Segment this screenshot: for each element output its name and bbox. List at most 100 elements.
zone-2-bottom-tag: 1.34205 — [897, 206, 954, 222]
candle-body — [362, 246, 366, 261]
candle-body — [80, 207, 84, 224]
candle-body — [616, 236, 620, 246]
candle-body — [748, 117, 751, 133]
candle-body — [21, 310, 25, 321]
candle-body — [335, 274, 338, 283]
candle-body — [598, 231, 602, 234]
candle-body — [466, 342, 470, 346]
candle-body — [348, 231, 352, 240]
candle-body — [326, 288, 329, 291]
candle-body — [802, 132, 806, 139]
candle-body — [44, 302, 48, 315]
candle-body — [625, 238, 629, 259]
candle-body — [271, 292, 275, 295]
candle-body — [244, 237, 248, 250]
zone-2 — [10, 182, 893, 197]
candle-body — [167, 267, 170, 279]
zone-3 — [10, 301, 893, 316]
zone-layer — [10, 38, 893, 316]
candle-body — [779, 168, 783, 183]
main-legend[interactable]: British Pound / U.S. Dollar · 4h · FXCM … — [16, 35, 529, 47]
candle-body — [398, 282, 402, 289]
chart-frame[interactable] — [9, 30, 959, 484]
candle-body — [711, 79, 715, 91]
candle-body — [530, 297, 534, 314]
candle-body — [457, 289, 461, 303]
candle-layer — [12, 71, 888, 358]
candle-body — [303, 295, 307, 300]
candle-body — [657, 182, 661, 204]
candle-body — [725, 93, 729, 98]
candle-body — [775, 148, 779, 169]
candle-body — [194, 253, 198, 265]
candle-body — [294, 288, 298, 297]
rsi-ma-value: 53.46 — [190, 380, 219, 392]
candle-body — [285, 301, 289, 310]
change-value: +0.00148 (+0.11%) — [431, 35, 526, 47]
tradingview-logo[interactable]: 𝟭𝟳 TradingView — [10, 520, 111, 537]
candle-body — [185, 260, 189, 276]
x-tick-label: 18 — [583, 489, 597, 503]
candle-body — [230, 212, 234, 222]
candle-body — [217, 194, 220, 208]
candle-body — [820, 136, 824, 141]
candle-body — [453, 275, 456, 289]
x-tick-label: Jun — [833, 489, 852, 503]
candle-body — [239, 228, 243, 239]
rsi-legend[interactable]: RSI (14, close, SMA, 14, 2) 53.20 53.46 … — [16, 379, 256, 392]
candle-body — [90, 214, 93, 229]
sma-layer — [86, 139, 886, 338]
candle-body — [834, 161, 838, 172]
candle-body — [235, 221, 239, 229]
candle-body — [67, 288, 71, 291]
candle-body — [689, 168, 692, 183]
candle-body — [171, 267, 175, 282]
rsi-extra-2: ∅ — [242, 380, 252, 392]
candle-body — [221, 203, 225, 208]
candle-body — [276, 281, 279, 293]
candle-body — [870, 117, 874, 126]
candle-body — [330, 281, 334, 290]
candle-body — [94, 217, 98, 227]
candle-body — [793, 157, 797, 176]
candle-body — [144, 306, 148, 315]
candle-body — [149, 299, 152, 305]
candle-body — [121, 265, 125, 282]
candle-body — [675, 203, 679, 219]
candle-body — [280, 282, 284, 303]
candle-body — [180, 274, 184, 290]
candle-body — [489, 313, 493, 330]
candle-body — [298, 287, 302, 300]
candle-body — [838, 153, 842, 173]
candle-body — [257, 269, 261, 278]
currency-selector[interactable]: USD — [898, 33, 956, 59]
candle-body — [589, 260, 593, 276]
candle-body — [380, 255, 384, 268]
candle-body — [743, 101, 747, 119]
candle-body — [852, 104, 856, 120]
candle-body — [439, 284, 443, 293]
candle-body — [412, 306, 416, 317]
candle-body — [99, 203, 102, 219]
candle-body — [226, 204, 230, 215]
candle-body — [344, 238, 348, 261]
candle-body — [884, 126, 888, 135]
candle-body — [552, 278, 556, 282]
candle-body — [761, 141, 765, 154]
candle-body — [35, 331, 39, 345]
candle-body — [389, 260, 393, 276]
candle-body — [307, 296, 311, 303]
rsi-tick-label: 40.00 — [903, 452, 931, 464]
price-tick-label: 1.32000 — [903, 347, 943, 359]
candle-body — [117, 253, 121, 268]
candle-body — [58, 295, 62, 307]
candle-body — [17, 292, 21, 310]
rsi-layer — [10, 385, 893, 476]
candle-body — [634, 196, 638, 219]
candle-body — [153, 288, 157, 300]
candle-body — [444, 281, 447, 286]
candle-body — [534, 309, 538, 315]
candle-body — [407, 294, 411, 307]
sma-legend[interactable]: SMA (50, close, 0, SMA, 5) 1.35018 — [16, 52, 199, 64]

===============

> [Given task]
Rewrite the items above with every "candle-body" swapped for "bar-body", leaving everything else unchanged.

> [Answer]
Segment this screenshot: for each element output its name and bbox. List at most 100 elements.
zone-2-bottom-tag: 1.34205 — [897, 206, 954, 222]
bar-body — [362, 246, 366, 261]
bar-body — [80, 207, 84, 224]
bar-body — [616, 236, 620, 246]
bar-body — [748, 117, 751, 133]
bar-body — [21, 310, 25, 321]
bar-body — [335, 274, 338, 283]
bar-body — [598, 231, 602, 234]
bar-body — [466, 342, 470, 346]
bar-body — [348, 231, 352, 240]
bar-body — [326, 288, 329, 291]
bar-body — [802, 132, 806, 139]
bar-body — [44, 302, 48, 315]
bar-body — [625, 238, 629, 259]
bar-body — [271, 292, 275, 295]
bar-body — [244, 237, 248, 250]
zone-2 — [10, 182, 893, 197]
bar-body — [167, 267, 170, 279]
zone-3 — [10, 301, 893, 316]
zone-layer — [10, 38, 893, 316]
bar-body — [779, 168, 783, 183]
main-legend[interactable]: British Pound / U.S. Dollar · 4h · FXCM … — [16, 35, 529, 47]
bar-body — [398, 282, 402, 289]
chart-frame[interactable] — [9, 30, 959, 484]
bar-body — [711, 79, 715, 91]
bar-body — [530, 297, 534, 314]
bar-body — [457, 289, 461, 303]
candle-layer — [12, 71, 888, 358]
bar-body — [303, 295, 307, 300]
bar-body — [657, 182, 661, 204]
bar-body — [725, 93, 729, 98]
bar-body — [775, 148, 779, 169]
bar-body — [194, 253, 198, 265]
bar-body — [294, 288, 298, 297]
rsi-ma-value: 53.46 — [190, 380, 219, 392]
bar-body — [285, 301, 289, 310]
change-value: +0.00148 (+0.11%) — [431, 35, 526, 47]
tradingview-logo[interactable]: 𝟭𝟳 TradingView — [10, 520, 111, 537]
bar-body — [185, 260, 189, 276]
x-tick-label: 18 — [583, 489, 597, 503]
bar-body — [230, 212, 234, 222]
bar-body — [217, 194, 220, 208]
bar-body — [820, 136, 824, 141]
bar-body — [453, 275, 456, 289]
x-tick-label: Jun — [833, 489, 852, 503]
bar-body — [239, 228, 243, 239]
rsi-legend[interactable]: RSI (14, close, SMA, 14, 2) 53.20 53.46 … — [16, 379, 256, 392]
bar-body — [90, 214, 93, 229]
sma-layer — [86, 139, 886, 338]
bar-body — [834, 161, 838, 172]
bar-body — [235, 221, 239, 229]
bar-body — [67, 288, 71, 291]
bar-body — [689, 168, 692, 183]
bar-body — [171, 267, 175, 282]
rsi-extra-2: ∅ — [242, 380, 252, 392]
bar-body — [221, 203, 225, 208]
bar-body — [276, 281, 279, 293]
bar-body — [870, 117, 874, 126]
bar-body — [330, 281, 334, 290]
bar-body — [94, 217, 98, 227]
bar-body — [793, 157, 797, 176]
bar-body — [144, 306, 148, 315]
bar-body — [149, 299, 152, 305]
bar-body — [121, 265, 125, 282]
bar-body — [675, 203, 679, 219]
bar-body — [280, 282, 284, 303]
bar-body — [180, 274, 184, 290]
bar-body — [489, 313, 493, 330]
bar-body — [298, 287, 302, 300]
bar-body — [838, 153, 842, 173]
bar-body — [257, 269, 261, 278]
currency-selector[interactable]: USD — [898, 33, 956, 59]
bar-body — [589, 260, 593, 276]
bar-body — [380, 255, 384, 268]
bar-body — [743, 101, 747, 119]
bar-body — [852, 104, 856, 120]
bar-body — [439, 284, 443, 293]
bar-body — [412, 306, 416, 317]
bar-body — [99, 203, 102, 219]
bar-body — [226, 204, 230, 215]
bar-body — [344, 238, 348, 261]
bar-body — [884, 126, 888, 135]
bar-body — [552, 278, 556, 282]
bar-body — [761, 141, 765, 154]
bar-body — [35, 331, 39, 345]
bar-body — [389, 260, 393, 276]
bar-body — [307, 296, 311, 303]
rsi-tick-label: 40.00 — [903, 452, 931, 464]
price-tick-label: 1.32000 — [903, 347, 943, 359]
bar-body — [117, 253, 121, 268]
bar-body — [58, 295, 62, 307]
bar-body — [17, 292, 21, 310]
rsi-layer — [10, 385, 893, 476]
bar-body — [634, 196, 638, 219]
bar-body — [153, 288, 157, 300]
bar-body — [444, 281, 447, 286]
bar-body — [534, 309, 538, 315]
bar-body — [407, 294, 411, 307]
sma-legend[interactable]: SMA (50, close, 0, SMA, 5) 1.35018 — [16, 52, 199, 64]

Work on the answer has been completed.